[Requirements]: Skip the pictures. Copy all the rest of the records down exactly.

[Extracted data]:

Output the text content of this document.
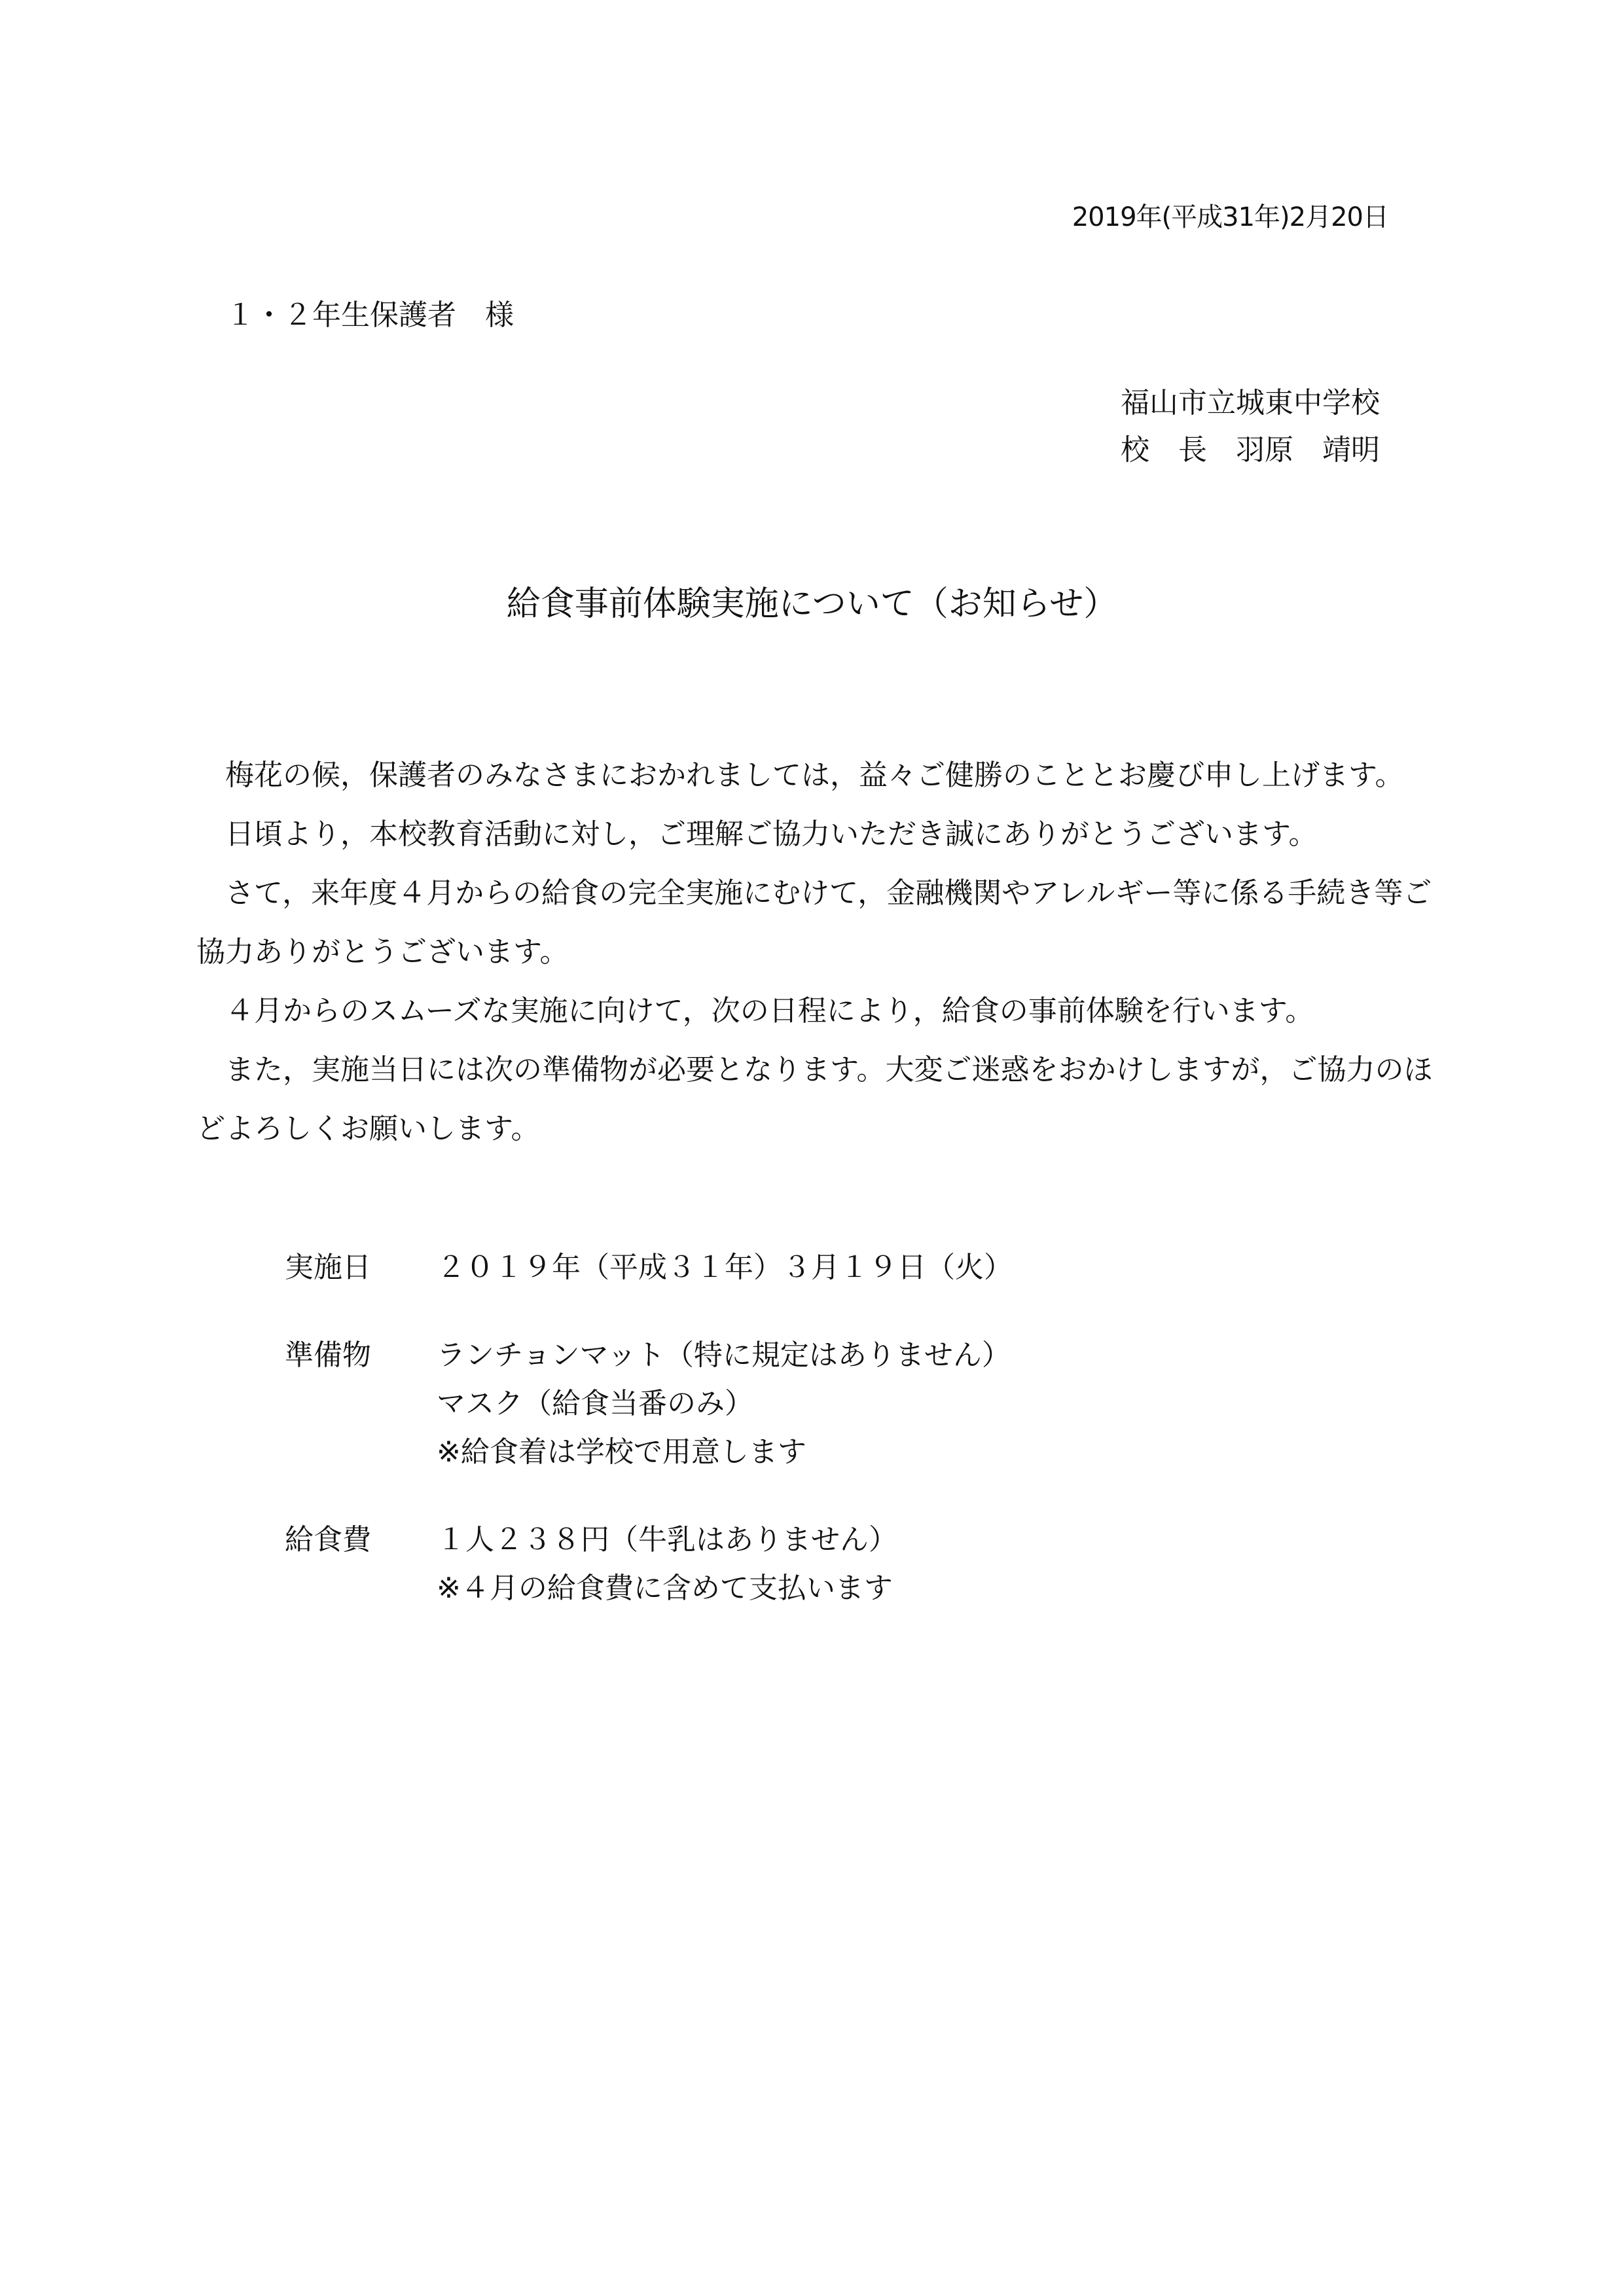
2019年(平成31年)2月20日
１・２年生保護者　様
福山市立城東中学校
校　長　羽原　靖明
給食事前体験実施について（お知らせ）

梅花の候，保護者のみなさまにおかれましては，益々ご健勝のこととお慶び申し上げます。

日頃より，本校教育活動に対し，ご理解ご協力いただき誠にありがとうございます。

さて，来年度４月からの給食の完全実施にむけて，金融機関やアレルギー等に係る手続き等ご協力ありがとうございます。

４月からのスムーズな実施に向けて，次の日程により，給食の事前体験を行います。

また，実施当日には次の準備物が必要となります。大変ご迷惑をおかけしますが，ご協力のほどよろしくお願いします。

実施日	２０１９年（平成３１年）３月１９日（火）
準備物	ランチョンマット（特に規定はありません）
マスク（給食当番のみ）
※給食着は学校で用意します
給食費	１人２３８円（牛乳はありません）
※４月の給食費に含めて支払います
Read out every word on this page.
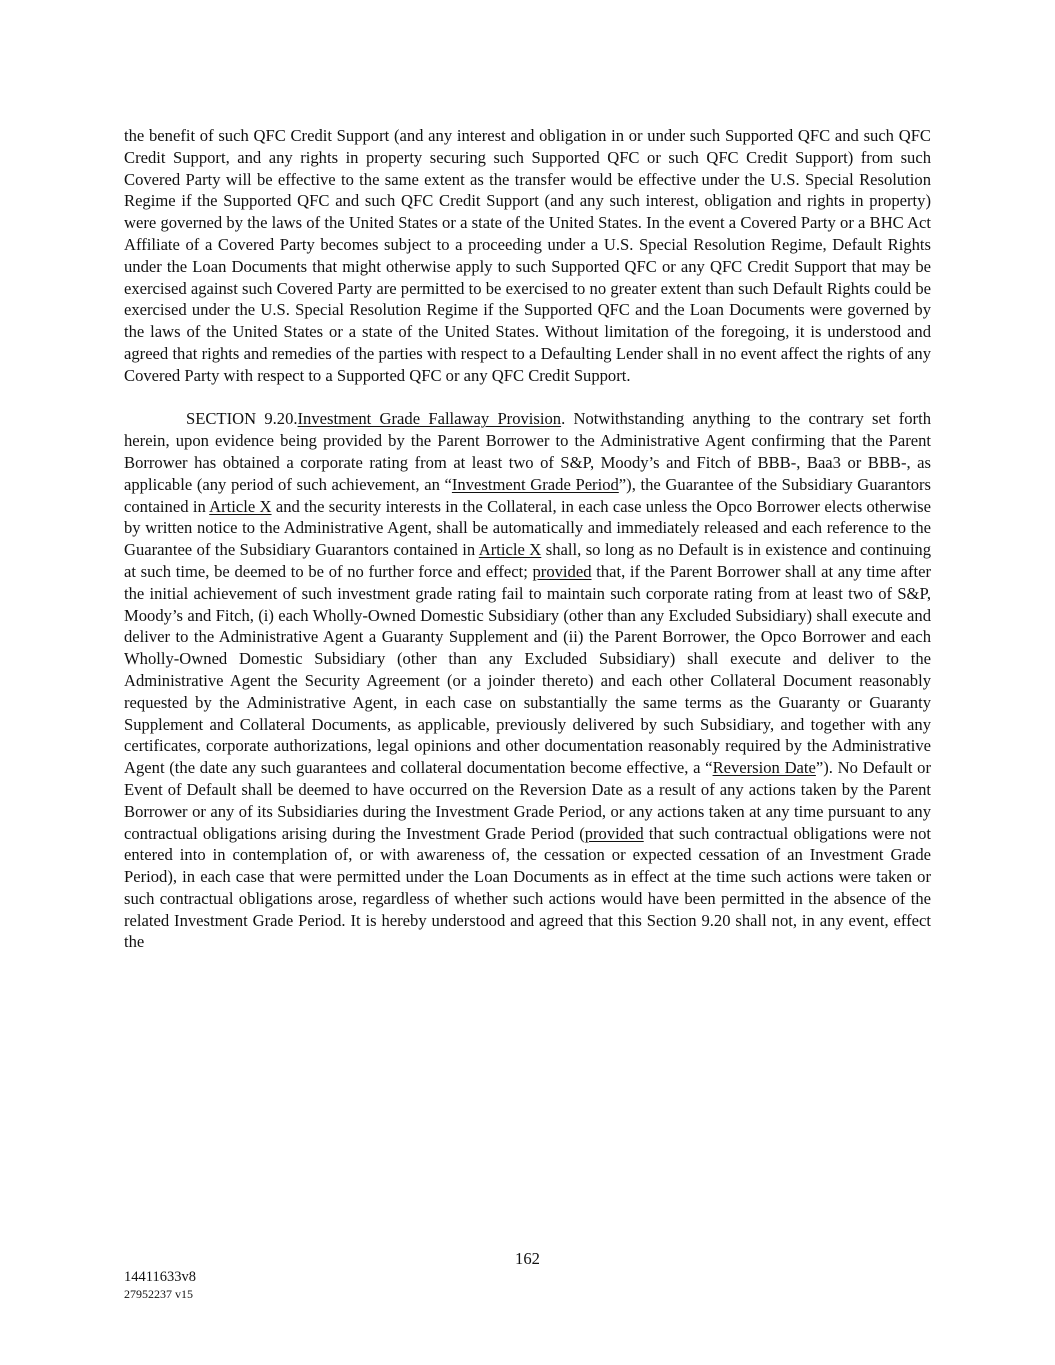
the benefit of such QFC Credit Support (and any interest and obligation in or under such Supported QFC and such QFC Credit Support, and any rights in property securing such Supported QFC or such QFC Credit Support) from such Covered Party will be effective to the same extent as the transfer would be effective under the U.S. Special Resolution Regime if the Supported QFC and such QFC Credit Support (and any such interest, obligation and rights in property) were governed by the laws of the United States or a state of the United States. In the event a Covered Party or a BHC Act Affiliate of a Covered Party becomes subject to a proceeding under a U.S. Special Resolution Regime, Default Rights under the Loan Documents that might otherwise apply to such Supported QFC or any QFC Credit Support that may be exercised against such Covered Party are permitted to be exercised to no greater extent than such Default Rights could be exercised under the U.S. Special Resolution Regime if the Supported QFC and the Loan Documents were governed by the laws of the United States or a state of the United States. Without limitation of the foregoing, it is understood and agreed that rights and remedies of the parties with respect to a Defaulting Lender shall in no event affect the rights of any Covered Party with respect to a Supported QFC or any QFC Credit Support.

SECTION 9.20.Investment Grade Fallaway Provision. Notwithstanding anything to the contrary set forth herein, upon evidence being provided by the Parent Borrower to the Administrative Agent confirming that the Parent Borrower has obtained a corporate rating from at least two of S&P, Moody’s and Fitch of BBB-, Baa3 or BBB-, as applicable (any period of such achievement, an “Investment Grade Period”), the Guarantee of the Subsidiary Guarantors contained in Article X and the security interests in the Collateral, in each case unless the Opco Borrower elects otherwise by written notice to the Administrative Agent, shall be automatically and immediately released and each reference to the Guarantee of the Subsidiary Guarantors contained in Article X shall, so long as no Default is in existence and continuing at such time, be deemed to be of no further force and effect; provided that, if the Parent Borrower shall at any time after the initial achievement of such investment grade rating fail to maintain such corporate rating from at least two of S&P, Moody’s and Fitch, (i) each Wholly-Owned Domestic Subsidiary (other than any Excluded Subsidiary) shall execute and deliver to the Administrative Agent a Guaranty Supplement and (ii) the Parent Borrower, the Opco Borrower and each Wholly-Owned Domestic Subsidiary (other than any Excluded Subsidiary) shall execute and deliver to the Administrative Agent the Security Agreement (or a joinder thereto) and each other Collateral Document reasonably requested by the Administrative Agent, in each case on substantially the same terms as the Guaranty or Guaranty Supplement and Collateral Documents, as applicable, previously delivered by such Subsidiary, and together with any certificates, corporate authorizations, legal opinions and other documentation reasonably required by the Administrative Agent (the date any such guarantees and collateral documentation become effective, a “Reversion Date”). No Default or Event of Default shall be deemed to have occurred on the Reversion Date as a result of any actions taken by the Parent Borrower or any of its Subsidiaries during the Investment Grade Period, or any actions taken at any time pursuant to any contractual obligations arising during the Investment Grade Period (provided that such contractual obligations were not entered into in contemplation of, or with awareness of, the cessation or expected cessation of an Investment Grade Period), in each case that were permitted under the Loan Documents as in effect at the time such actions were taken or such contractual obligations arose, regardless of whether such actions would have been permitted in the absence of the related Investment Grade Period. It is hereby understood and agreed that this Section 9.20 shall not, in any event, effect the

162
14411633v8
27952237 v15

[Written solution]:
Output the text content of this document.
2019年(平成31年)2月20日
１・２年生保護者　様
福山市立城東中学校
校　長　羽原　靖明
給食事前体験実施について（お知らせ）

梅花の候，保護者のみなさまにおかれましては，益々ご健勝のこととお慶び申し上げます。

日頃より，本校教育活動に対し，ご理解ご協力いただき誠にありがとうございます。

さて，来年度４月からの給食の完全実施にむけて，金融機関やアレルギー等に係る手続き等ご協力ありがとうございます。

４月からのスムーズな実施に向けて，次の日程により，給食の事前体験を行います。

また，実施当日には次の準備物が必要となります。大変ご迷惑をおかけしますが，ご協力のほどよろしくお願いします。

実施日	２０１９年（平成３１年）３月１９日（火）
準備物	ランチョンマット（特に規定はありません）
マスク（給食当番のみ）
※給食着は学校で用意します
給食費	１人２３８円（牛乳はありません）
※４月の給食費に含めて支払います
Read out every word on this page.
the benefit of such QFC Credit Support (and any interest and obligation in or under such Supported QFC and such QFC Credit Support, and any rights in property securing such Supported QFC or such QFC Credit Support) from such Covered Party will be effective to the same extent as the transfer would be effective under the U.S. Special Resolution Regime if the Supported QFC and such QFC Credit Support (and any such interest, obligation and rights in property) were governed by the laws of the United States or a state of the United States. In the event a Covered Party or a BHC Act Affiliate of a Covered Party becomes subject to a proceeding under a U.S. Special Resolution Regime, Default Rights under the Loan Documents that might otherwise apply to such Supported QFC or any QFC Credit Support that may be exercised against such Covered Party are permitted to be exercised to no greater extent than such Default Rights could be exercised under the U.S. Special Resolution Regime if the Supported QFC and the Loan Documents were governed by the laws of the United States or a state of the United States. Without limitation of the foregoing, it is understood and agreed that rights and remedies of the parties with respect to a Defaulting Lender shall in no event affect the rights of any Covered Party with respect to a Supported QFC or any QFC Credit Support.

SECTION 9.20.Investment Grade Fallaway Provision. Notwithstanding anything to the contrary set forth herein, upon evidence being provided by the Parent Borrower to the Administrative Agent confirming that the Parent Borrower has obtained a corporate rating from at least two of S&P, Moody’s and Fitch of BBB-, Baa3 or BBB-, as applicable (any period of such achievement, an “Investment Grade Period”), the Guarantee of the Subsidiary Guarantors contained in Article X and the security interests in the Collateral, in each case unless the Opco Borrower elects otherwise by written notice to the Administrative Agent, shall be automatically and immediately released and each reference to the Guarantee of the Subsidiary Guarantors contained in Article X shall, so long as no Default is in existence and continuing at such time, be deemed to be of no further force and effect; provided that, if the Parent Borrower shall at any time after the initial achievement of such investment grade rating fail to maintain such corporate rating from at least two of S&P, Moody’s and Fitch, (i) each Wholly-Owned Domestic Subsidiary (other than any Excluded Subsidiary) shall execute and deliver to the Administrative Agent a Guaranty Supplement and (ii) the Parent Borrower, the Opco Borrower and each Wholly-Owned Domestic Subsidiary (other than any Excluded Subsidiary) shall execute and deliver to the Administrative Agent the Security Agreement (or a joinder thereto) and each other Collateral Document reasonably requested by the Administrative Agent, in each case on substantially the same terms as the Guaranty or Guaranty Supplement and Collateral Documents, as applicable, previously delivered by such Subsidiary, and together with any certificates, corporate authorizations, legal opinions and other documentation reasonably required by the Administrative Agent (the date any such guarantees and collateral documentation become effective, a “Reversion Date”). No Default or Event of Default shall be deemed to have occurred on the Reversion Date as a result of any actions taken by the Parent Borrower or any of its Subsidiaries during the Investment Grade Period, or any actions taken at any time pursuant to any contractual obligations arising during the Investment Grade Period (provided that such contractual obligations were not entered into in contemplation of, or with awareness of, the cessation or expected cessation of an Investment Grade Period), in each case that were permitted under the Loan Documents as in effect at the time such actions were taken or such contractual obligations arose, regardless of whether such actions would have been permitted in the absence of the related Investment Grade Period. It is hereby understood and agreed that this Section 9.20 shall not, in any event, effect the

162
14411633v8
27952237 v15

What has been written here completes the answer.